TASK DATA:
══════════════════════════════

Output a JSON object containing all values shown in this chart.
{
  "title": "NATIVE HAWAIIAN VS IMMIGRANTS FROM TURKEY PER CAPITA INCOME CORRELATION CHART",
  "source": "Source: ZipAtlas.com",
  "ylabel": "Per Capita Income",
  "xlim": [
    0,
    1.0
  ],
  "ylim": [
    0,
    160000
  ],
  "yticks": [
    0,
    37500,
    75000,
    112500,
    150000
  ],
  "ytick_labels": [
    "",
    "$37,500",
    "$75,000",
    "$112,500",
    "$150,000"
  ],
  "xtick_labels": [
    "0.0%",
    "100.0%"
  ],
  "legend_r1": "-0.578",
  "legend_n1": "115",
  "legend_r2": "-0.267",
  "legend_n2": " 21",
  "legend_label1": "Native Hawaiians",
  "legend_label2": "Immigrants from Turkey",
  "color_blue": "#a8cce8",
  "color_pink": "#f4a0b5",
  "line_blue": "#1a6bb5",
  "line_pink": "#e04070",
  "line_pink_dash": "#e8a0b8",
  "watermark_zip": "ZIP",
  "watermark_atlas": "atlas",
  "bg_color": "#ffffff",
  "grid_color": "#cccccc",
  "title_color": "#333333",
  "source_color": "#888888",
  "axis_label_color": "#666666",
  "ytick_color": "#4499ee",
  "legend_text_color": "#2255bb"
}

══════════════════════════════

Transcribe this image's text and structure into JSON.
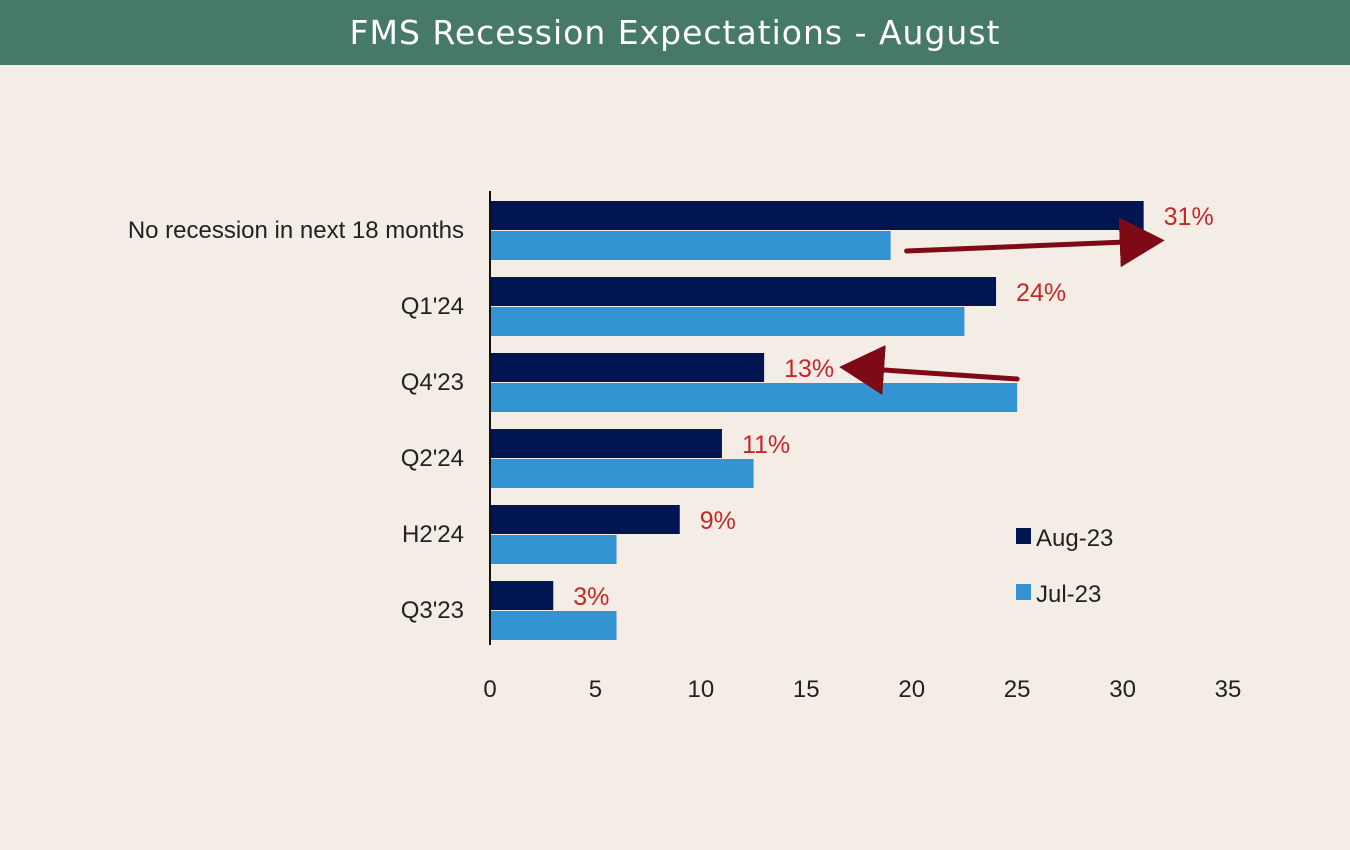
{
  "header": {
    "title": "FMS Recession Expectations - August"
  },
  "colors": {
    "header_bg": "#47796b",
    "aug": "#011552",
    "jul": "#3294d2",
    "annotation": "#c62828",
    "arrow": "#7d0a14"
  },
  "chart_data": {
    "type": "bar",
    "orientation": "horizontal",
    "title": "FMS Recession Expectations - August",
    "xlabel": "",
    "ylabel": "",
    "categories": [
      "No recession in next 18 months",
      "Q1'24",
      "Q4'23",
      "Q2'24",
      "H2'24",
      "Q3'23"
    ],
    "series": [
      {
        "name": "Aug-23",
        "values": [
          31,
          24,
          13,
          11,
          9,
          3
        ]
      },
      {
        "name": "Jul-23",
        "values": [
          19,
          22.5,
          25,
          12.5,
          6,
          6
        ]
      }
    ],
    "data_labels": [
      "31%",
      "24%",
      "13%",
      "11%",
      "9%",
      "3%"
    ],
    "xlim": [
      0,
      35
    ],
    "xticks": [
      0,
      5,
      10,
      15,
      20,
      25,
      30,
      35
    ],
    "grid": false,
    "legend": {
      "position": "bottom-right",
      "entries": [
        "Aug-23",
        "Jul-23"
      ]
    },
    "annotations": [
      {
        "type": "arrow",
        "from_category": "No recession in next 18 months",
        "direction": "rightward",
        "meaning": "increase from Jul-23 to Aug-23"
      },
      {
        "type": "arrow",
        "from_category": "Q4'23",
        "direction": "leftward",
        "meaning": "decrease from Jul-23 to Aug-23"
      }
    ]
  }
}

══════════════════════════════

SHORT PROBLEM:
Where a line above contains the word "direction", copy that line.

SOLUTION TO THIS TASK:
        "direction": "rightward",
        "direction": "leftward",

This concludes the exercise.